- Provided entries
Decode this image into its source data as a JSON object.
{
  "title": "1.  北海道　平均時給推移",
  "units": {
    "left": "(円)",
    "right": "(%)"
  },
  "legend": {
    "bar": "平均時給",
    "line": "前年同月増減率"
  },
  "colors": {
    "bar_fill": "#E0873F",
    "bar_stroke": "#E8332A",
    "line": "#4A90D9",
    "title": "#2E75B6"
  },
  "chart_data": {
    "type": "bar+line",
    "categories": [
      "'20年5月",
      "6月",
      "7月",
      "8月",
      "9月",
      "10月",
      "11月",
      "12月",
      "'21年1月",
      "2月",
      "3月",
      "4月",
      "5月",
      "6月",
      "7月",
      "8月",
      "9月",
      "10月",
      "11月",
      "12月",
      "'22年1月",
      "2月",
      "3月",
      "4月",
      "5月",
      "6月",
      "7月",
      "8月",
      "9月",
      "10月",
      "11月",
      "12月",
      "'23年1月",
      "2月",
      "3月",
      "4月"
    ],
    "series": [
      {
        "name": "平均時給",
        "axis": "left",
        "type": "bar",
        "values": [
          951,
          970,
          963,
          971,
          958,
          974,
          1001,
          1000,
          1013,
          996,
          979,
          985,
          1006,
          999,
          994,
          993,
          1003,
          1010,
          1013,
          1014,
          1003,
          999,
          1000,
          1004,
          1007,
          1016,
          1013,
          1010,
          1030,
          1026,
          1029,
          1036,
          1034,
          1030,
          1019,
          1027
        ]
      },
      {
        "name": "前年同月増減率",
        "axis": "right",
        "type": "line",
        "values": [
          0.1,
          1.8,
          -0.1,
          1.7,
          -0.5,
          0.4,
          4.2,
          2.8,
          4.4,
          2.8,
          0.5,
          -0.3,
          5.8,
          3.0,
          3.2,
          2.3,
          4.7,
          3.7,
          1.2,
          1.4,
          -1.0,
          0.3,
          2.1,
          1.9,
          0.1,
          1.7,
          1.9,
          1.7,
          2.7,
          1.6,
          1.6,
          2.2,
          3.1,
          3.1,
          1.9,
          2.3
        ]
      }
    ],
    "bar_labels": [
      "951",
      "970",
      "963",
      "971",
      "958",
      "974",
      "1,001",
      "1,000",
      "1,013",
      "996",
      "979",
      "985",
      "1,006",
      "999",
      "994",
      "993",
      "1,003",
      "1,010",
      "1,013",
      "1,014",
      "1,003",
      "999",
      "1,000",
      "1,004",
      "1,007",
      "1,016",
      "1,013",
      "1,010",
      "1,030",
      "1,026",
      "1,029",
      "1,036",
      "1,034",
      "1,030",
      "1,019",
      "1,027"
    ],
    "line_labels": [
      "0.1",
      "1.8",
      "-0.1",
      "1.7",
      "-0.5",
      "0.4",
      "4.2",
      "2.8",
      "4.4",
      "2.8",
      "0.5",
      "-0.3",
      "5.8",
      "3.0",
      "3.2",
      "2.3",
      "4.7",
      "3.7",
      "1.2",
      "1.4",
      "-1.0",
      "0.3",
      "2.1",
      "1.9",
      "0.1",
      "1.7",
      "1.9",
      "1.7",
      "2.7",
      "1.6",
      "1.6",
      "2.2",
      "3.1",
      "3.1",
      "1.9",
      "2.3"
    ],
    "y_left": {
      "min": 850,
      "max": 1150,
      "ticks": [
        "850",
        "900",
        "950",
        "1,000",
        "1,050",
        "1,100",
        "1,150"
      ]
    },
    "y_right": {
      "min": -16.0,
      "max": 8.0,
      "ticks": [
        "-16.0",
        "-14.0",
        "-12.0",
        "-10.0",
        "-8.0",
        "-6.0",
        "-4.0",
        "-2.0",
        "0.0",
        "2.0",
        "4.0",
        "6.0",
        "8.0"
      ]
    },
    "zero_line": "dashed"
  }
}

...

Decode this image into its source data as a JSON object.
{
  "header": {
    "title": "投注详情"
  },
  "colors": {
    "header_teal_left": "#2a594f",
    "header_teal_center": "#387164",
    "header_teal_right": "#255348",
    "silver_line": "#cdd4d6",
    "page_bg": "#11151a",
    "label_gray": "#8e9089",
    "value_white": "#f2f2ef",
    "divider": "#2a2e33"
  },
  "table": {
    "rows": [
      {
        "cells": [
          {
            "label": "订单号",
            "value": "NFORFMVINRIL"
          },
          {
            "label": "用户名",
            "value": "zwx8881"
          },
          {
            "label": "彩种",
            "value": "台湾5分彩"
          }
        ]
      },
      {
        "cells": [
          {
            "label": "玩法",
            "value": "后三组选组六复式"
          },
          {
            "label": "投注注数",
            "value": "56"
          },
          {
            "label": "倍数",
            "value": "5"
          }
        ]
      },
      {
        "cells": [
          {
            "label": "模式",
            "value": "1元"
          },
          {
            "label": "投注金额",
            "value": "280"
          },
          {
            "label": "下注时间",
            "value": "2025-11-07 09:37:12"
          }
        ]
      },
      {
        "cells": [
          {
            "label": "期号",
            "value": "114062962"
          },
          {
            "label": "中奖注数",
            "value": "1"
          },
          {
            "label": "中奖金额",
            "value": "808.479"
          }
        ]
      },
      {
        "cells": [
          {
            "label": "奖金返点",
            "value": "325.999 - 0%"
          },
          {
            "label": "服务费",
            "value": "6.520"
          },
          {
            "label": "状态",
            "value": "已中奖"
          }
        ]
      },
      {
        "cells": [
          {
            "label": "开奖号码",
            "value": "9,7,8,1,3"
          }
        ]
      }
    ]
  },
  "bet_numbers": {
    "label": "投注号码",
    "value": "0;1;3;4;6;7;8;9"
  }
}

- Given instruction
In the entries above, find each line with the string "title" and copy it.

- Solution
  "title": "1.  北海道　平均時給推移",
    "title": "#2E75B6"
    "title": "投注详情"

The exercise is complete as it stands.